What to produce: Locate the lines that hold the string "grid". Copy every such line.

Material provided:
··········

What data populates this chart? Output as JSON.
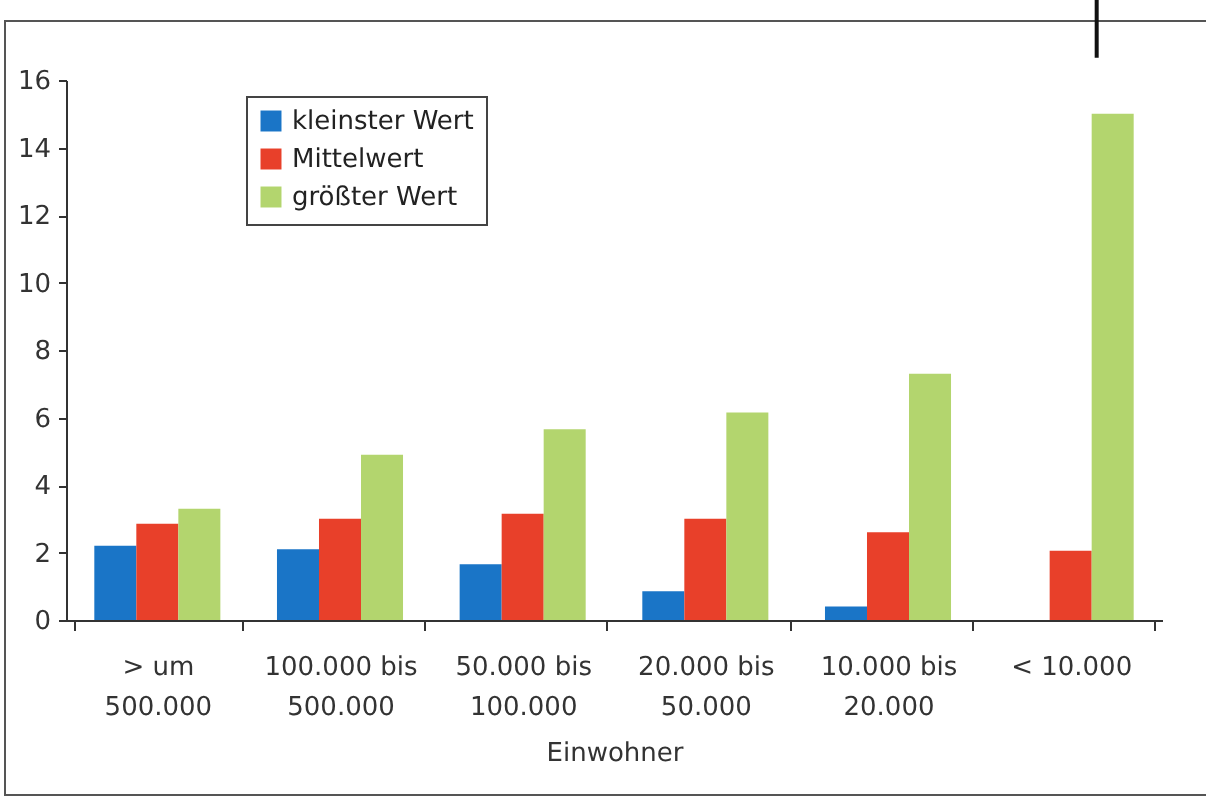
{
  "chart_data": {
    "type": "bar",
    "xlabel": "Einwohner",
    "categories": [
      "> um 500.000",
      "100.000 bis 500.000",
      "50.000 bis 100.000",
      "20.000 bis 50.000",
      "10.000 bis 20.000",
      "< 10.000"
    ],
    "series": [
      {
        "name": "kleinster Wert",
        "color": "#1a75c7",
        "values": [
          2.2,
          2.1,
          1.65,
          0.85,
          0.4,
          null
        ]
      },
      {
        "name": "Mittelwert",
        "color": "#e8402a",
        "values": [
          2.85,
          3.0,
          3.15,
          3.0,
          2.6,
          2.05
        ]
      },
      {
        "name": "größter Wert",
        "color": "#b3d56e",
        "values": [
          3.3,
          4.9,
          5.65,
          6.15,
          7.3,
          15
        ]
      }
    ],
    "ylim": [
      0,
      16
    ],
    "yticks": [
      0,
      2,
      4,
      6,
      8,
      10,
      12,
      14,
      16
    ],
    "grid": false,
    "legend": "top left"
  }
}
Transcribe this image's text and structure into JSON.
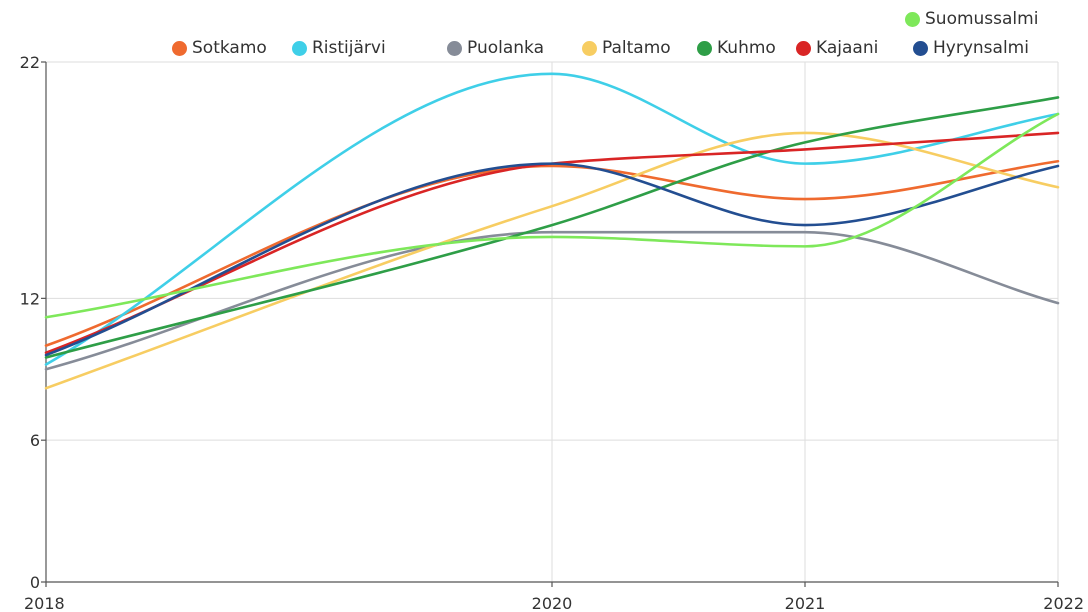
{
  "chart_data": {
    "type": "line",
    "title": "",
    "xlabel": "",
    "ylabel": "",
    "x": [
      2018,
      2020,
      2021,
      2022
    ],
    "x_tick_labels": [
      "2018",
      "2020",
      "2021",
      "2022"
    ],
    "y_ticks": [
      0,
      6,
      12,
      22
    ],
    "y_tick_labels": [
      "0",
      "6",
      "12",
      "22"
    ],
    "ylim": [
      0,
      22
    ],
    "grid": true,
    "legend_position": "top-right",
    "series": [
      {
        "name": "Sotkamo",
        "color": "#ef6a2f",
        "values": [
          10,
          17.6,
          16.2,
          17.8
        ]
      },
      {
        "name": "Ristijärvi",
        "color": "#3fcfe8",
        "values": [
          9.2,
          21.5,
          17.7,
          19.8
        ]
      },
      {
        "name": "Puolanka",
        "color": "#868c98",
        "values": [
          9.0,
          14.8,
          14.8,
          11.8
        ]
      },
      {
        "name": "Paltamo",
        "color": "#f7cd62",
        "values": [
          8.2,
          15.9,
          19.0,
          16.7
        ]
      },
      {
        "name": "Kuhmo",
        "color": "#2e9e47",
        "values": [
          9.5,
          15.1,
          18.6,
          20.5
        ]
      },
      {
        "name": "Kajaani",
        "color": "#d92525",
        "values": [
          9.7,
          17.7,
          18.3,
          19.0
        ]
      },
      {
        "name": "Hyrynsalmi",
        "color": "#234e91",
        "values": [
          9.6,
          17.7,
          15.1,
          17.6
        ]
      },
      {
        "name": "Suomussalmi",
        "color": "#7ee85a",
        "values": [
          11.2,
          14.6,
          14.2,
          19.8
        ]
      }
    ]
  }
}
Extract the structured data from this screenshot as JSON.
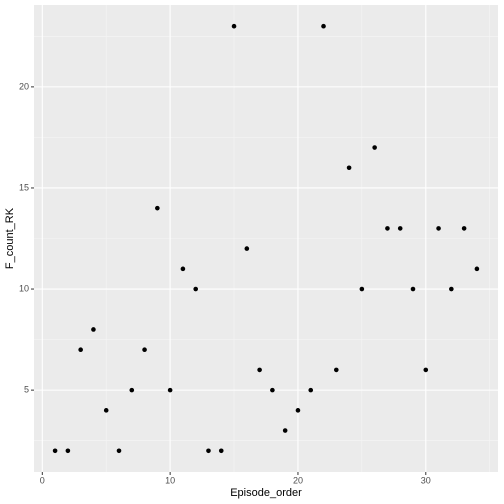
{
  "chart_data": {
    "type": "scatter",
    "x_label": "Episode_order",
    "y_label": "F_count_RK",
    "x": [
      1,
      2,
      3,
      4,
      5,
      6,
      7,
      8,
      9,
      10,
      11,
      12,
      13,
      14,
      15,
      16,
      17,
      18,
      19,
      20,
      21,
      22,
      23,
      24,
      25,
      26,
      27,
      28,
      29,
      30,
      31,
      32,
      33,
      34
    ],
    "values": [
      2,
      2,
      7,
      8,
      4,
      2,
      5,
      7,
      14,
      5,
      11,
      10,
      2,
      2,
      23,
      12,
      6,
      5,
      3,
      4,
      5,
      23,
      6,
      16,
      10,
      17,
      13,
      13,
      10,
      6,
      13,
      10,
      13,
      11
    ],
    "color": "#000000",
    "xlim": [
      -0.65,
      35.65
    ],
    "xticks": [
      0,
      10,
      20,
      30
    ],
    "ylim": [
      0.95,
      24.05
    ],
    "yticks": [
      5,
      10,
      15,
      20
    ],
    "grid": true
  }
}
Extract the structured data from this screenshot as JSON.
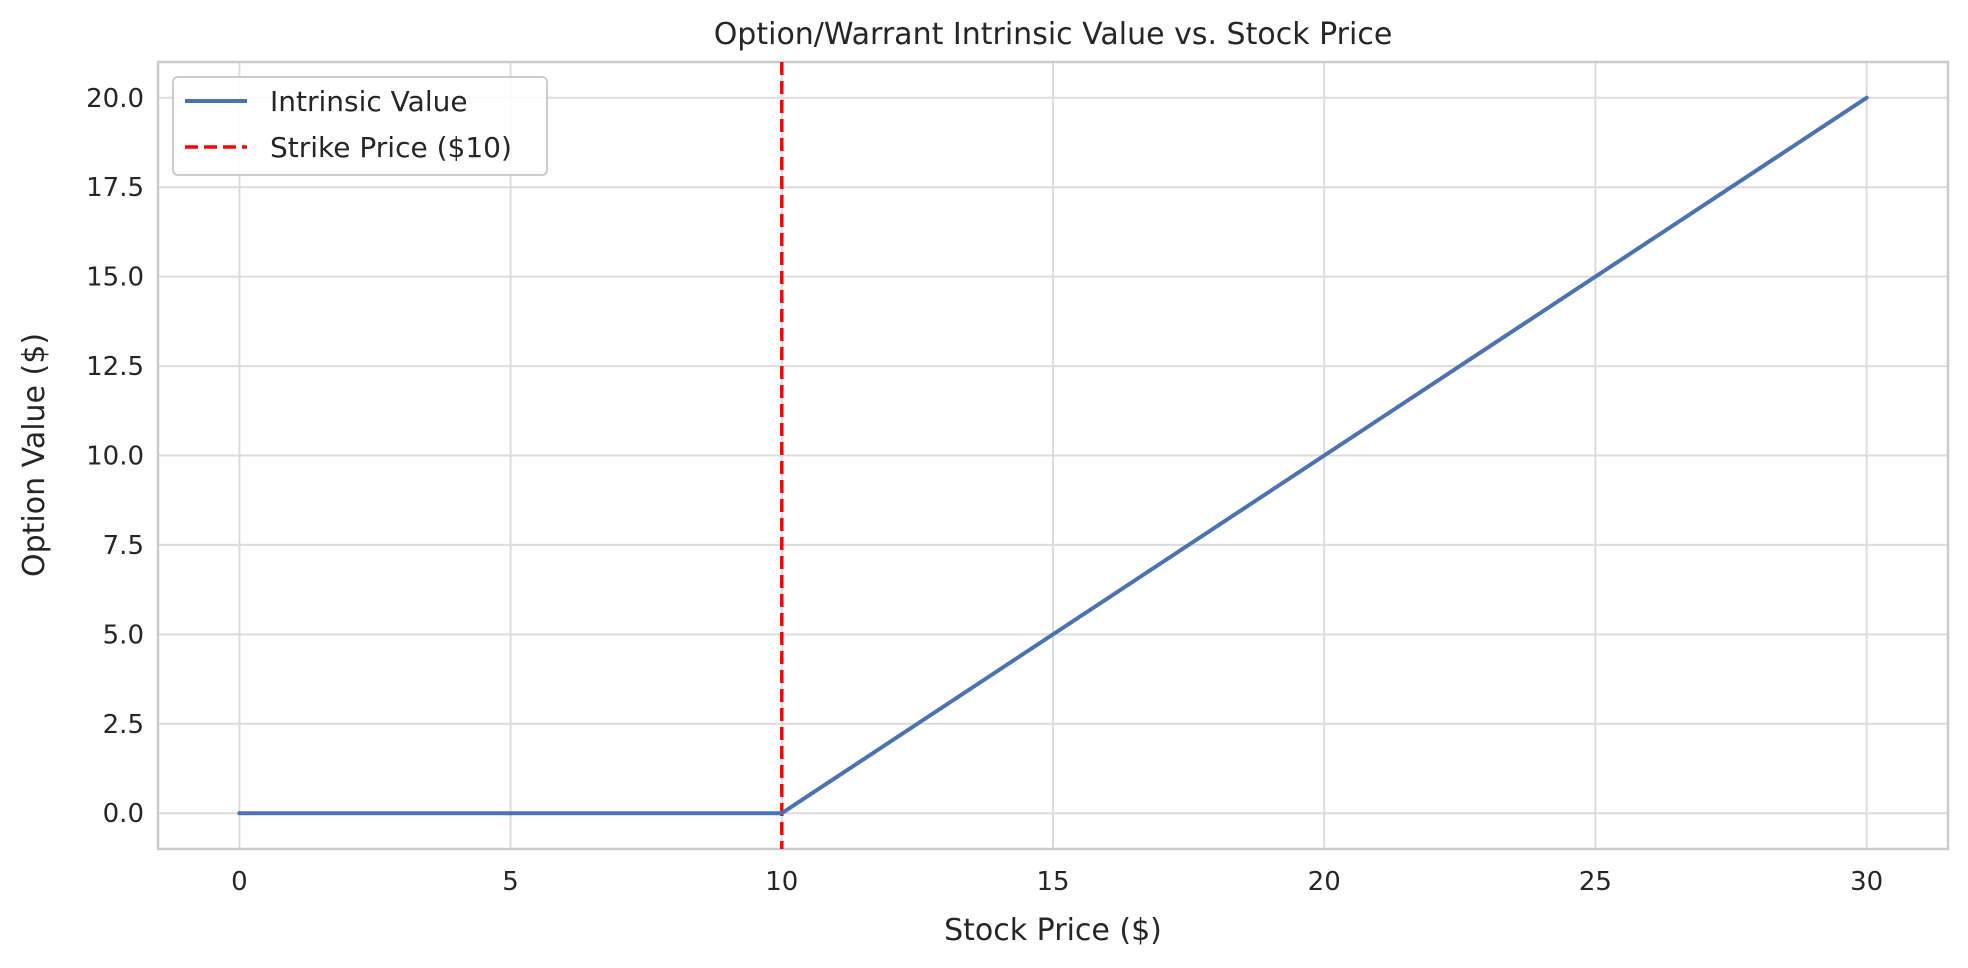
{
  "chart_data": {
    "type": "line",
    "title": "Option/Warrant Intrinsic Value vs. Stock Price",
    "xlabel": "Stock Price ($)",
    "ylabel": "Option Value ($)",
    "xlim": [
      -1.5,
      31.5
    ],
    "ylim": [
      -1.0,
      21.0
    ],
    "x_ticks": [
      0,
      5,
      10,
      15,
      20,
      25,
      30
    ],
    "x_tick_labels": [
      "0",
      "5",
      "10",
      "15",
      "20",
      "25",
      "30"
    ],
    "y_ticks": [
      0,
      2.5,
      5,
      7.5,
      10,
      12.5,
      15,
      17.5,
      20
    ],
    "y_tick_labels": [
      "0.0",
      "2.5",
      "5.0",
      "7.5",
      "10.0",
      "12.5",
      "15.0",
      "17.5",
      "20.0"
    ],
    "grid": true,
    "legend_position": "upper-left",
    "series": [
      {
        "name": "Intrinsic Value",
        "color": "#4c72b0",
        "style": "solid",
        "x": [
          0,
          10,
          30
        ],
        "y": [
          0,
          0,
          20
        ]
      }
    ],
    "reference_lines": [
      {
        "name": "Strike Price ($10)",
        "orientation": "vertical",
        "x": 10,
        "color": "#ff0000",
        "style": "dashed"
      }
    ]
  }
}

··········

Right answer:
    "grid": false,
    "grid": true,
    "grid": true
    "grid": true,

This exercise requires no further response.